Stated goal:
Return each line that holds the word "spectrogram".

start Data for processing

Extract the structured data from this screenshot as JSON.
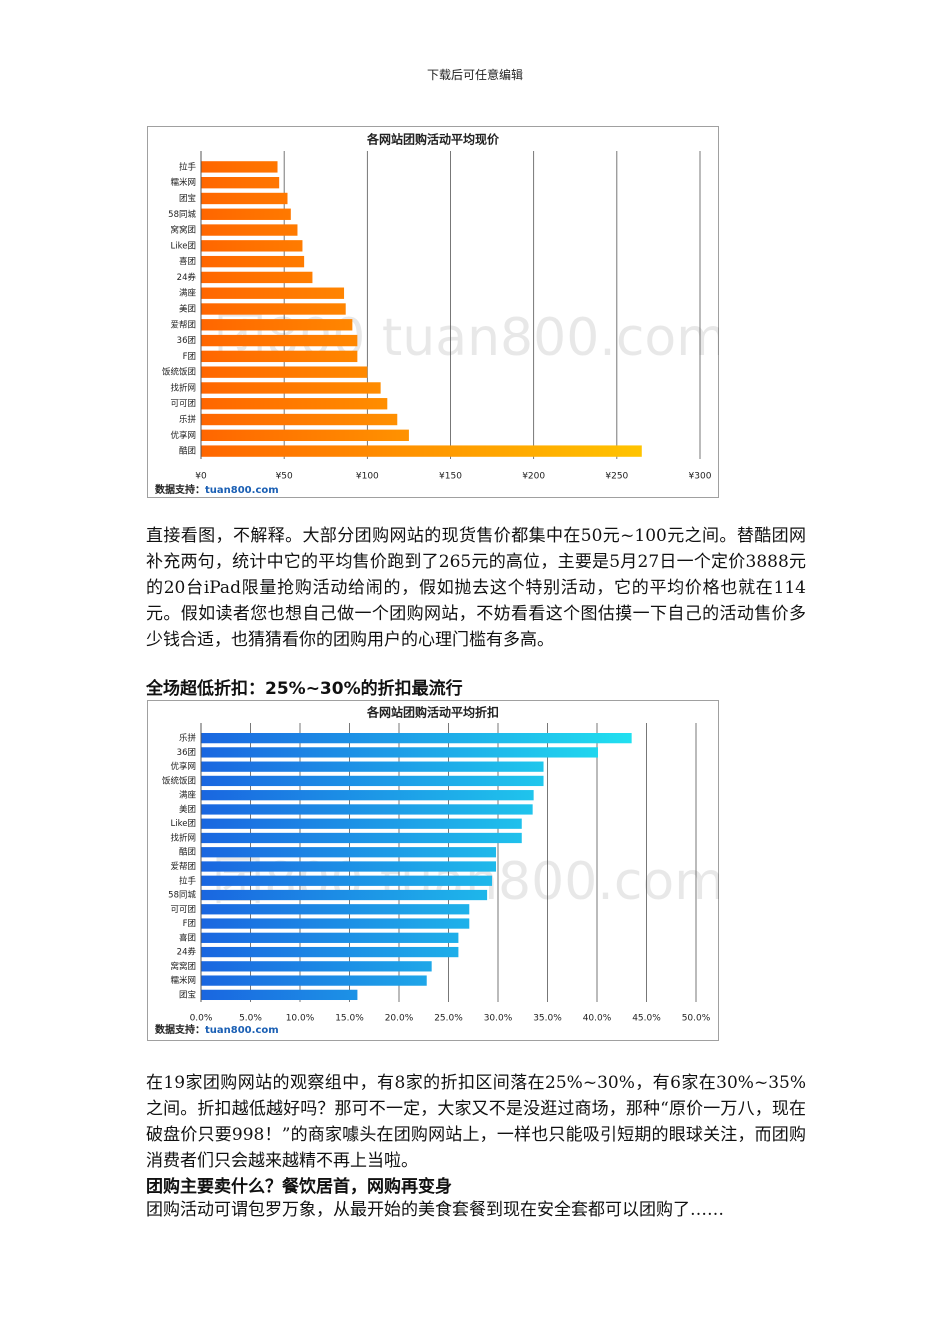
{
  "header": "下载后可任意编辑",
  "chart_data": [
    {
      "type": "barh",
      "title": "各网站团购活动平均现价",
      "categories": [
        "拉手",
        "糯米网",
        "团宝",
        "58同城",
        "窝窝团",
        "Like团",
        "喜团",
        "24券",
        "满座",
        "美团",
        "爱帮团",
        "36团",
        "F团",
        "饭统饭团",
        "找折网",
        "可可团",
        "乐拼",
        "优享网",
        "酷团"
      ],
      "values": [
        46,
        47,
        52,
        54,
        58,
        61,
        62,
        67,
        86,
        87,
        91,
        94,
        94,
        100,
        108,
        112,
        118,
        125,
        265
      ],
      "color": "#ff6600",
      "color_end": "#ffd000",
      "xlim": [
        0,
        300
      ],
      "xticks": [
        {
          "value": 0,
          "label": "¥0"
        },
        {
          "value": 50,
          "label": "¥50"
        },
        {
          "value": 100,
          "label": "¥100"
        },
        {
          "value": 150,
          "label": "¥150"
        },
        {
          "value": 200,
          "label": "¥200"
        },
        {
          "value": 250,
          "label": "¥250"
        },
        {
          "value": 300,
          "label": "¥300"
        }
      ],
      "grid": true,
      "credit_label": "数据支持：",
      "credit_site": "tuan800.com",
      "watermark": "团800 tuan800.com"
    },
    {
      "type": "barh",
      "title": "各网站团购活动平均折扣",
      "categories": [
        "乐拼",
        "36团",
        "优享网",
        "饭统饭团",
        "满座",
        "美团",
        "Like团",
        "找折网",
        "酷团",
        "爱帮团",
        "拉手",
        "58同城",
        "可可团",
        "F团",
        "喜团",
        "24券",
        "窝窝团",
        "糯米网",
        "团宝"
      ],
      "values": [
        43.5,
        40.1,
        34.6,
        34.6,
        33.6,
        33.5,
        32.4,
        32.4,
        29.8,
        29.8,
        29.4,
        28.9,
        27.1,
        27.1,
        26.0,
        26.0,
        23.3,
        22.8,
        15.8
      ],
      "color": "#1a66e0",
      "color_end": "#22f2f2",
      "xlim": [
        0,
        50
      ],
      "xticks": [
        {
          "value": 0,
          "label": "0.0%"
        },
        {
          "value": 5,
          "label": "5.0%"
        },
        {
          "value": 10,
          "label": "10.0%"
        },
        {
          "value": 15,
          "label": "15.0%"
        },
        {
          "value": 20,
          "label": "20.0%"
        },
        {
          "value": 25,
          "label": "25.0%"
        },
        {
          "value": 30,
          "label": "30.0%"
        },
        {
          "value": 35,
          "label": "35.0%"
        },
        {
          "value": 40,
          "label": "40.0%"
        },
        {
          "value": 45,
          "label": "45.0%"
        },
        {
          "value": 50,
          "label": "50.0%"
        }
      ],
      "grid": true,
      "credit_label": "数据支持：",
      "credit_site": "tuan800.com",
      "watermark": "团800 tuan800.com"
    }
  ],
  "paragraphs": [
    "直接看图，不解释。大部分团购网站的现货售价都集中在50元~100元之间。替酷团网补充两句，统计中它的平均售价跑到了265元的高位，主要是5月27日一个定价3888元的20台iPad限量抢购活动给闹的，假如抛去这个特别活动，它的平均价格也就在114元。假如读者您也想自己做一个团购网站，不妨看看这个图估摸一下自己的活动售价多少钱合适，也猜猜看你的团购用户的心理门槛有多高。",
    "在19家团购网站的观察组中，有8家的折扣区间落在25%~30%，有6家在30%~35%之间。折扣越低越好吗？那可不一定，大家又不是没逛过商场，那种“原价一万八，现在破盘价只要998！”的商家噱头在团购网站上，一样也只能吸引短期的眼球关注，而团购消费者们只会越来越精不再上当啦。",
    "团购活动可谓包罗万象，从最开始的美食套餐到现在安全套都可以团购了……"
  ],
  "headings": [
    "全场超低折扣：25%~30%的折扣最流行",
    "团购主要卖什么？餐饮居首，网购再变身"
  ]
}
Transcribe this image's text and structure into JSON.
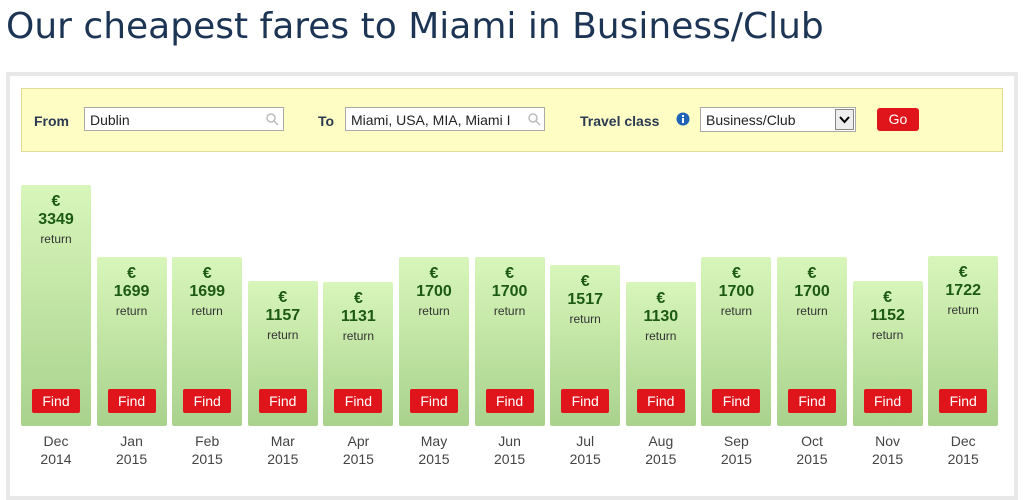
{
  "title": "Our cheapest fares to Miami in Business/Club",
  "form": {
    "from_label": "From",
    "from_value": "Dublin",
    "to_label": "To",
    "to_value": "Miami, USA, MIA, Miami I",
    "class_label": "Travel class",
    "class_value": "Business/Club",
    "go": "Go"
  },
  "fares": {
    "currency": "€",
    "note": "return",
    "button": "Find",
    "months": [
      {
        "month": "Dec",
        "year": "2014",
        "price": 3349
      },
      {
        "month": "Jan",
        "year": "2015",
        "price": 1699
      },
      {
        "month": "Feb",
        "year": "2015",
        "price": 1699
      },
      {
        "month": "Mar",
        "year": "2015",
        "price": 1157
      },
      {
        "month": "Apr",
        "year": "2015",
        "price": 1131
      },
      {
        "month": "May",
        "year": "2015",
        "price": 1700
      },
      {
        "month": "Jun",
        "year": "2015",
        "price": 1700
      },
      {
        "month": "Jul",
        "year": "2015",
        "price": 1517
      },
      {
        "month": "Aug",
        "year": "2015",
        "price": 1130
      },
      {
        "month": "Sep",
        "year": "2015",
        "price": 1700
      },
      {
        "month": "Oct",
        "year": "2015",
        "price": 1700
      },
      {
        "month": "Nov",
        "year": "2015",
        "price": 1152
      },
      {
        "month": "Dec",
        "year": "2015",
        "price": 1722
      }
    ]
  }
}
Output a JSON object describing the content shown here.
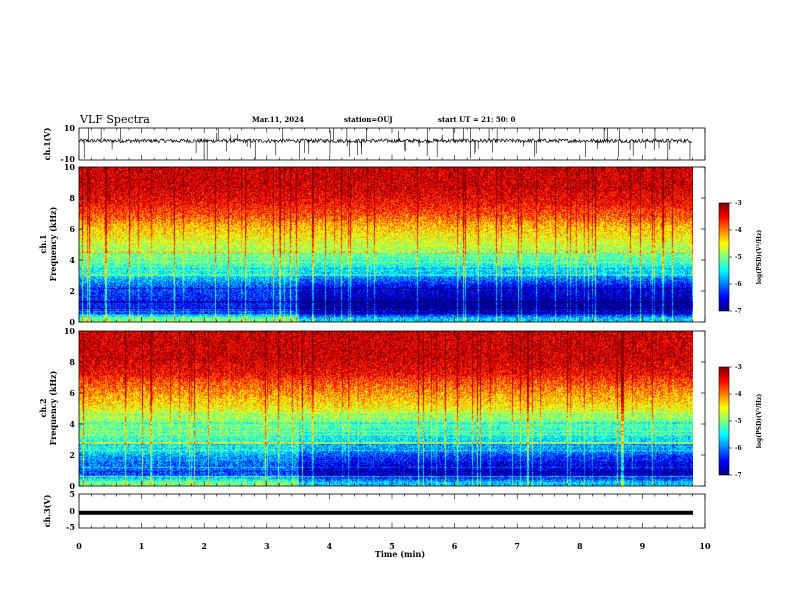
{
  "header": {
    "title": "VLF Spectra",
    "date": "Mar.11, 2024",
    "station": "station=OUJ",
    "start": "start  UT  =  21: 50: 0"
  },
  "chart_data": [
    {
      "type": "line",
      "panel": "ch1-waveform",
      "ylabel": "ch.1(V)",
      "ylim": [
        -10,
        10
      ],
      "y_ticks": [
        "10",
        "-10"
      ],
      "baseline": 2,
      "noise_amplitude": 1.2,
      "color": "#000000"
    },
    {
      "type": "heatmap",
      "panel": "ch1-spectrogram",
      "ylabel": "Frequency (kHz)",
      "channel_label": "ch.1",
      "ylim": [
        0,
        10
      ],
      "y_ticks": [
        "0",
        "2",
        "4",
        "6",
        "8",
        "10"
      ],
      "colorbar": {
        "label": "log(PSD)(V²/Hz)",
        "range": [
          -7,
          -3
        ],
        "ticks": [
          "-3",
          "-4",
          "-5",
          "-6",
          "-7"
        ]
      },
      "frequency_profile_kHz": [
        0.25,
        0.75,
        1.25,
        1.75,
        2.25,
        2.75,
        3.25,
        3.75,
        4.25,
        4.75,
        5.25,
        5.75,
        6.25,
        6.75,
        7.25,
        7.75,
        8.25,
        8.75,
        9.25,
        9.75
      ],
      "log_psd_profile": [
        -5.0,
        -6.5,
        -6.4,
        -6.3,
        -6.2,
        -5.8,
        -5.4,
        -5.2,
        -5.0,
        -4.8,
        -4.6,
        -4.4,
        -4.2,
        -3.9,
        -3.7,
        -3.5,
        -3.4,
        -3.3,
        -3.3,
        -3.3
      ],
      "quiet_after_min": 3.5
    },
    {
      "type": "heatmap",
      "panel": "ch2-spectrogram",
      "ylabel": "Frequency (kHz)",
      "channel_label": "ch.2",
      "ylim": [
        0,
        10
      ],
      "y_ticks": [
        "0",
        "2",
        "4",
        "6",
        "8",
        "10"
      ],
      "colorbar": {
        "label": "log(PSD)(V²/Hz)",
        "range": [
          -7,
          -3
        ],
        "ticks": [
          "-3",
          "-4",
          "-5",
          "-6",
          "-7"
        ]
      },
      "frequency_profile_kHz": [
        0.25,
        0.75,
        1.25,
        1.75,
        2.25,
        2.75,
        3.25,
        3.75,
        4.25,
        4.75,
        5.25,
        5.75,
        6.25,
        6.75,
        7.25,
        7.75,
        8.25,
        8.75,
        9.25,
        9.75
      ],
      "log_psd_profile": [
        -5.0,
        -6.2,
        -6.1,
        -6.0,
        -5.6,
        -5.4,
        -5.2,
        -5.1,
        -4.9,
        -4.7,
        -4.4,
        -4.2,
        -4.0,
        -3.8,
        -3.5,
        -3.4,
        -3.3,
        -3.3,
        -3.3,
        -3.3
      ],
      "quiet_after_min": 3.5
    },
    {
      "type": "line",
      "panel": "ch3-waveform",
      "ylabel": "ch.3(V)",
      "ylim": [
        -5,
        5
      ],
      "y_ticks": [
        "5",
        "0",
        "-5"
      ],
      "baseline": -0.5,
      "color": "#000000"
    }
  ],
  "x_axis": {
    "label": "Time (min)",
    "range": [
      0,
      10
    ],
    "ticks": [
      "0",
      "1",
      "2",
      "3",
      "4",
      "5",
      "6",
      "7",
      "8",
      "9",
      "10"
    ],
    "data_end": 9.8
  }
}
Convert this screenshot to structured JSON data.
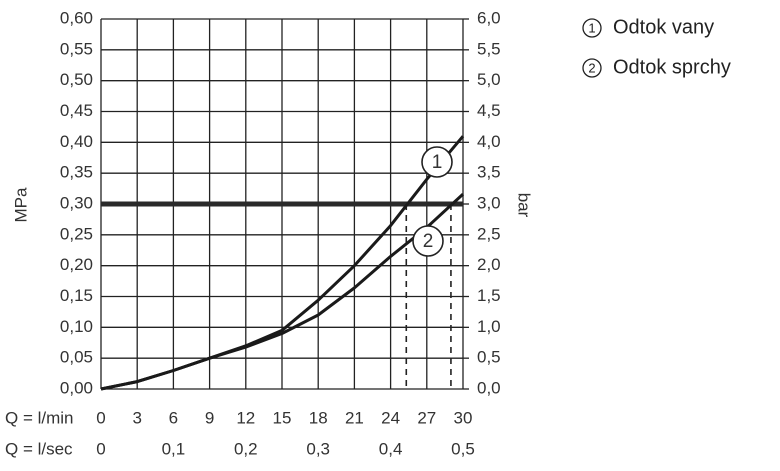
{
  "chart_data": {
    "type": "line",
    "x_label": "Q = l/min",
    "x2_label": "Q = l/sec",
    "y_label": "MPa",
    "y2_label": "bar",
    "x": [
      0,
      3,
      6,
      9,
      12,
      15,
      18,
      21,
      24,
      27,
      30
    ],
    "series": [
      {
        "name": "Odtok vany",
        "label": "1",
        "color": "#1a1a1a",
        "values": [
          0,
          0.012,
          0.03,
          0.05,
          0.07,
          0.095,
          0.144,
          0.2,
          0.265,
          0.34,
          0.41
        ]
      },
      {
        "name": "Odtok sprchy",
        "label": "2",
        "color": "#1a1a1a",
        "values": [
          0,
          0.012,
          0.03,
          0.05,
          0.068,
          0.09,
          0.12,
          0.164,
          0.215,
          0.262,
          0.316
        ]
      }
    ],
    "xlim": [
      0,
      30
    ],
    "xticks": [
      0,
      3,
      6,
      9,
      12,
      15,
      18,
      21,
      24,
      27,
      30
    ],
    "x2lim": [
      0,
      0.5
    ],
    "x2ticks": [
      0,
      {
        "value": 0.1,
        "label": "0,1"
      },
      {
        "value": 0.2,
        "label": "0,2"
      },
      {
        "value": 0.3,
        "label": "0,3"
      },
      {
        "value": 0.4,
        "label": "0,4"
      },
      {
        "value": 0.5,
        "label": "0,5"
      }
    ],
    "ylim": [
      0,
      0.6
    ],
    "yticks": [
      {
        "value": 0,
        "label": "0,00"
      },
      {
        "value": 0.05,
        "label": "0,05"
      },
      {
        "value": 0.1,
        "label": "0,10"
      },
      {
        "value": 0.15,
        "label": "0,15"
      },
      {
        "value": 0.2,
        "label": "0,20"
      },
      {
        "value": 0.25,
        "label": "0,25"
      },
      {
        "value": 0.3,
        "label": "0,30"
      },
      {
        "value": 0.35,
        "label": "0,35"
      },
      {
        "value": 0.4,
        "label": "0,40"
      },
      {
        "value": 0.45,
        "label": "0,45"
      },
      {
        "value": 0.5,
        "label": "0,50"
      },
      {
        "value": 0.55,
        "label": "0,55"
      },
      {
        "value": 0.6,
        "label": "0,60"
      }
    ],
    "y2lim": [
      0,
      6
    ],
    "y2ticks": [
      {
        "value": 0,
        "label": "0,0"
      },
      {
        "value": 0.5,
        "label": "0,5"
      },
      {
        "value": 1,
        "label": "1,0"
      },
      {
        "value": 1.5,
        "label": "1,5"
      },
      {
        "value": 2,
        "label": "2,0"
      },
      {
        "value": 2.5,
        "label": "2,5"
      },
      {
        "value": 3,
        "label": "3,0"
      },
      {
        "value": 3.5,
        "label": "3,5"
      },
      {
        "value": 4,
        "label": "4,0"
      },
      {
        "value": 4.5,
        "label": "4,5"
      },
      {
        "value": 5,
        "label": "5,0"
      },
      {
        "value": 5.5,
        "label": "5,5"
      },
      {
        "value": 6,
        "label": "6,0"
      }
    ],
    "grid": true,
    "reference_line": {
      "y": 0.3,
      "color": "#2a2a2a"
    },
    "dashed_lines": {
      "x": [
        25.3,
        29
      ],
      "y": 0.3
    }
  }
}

end Data for processing

The reply:
      "panel": "ch1-spectrogram",
      "panel": "ch2-spectrogram",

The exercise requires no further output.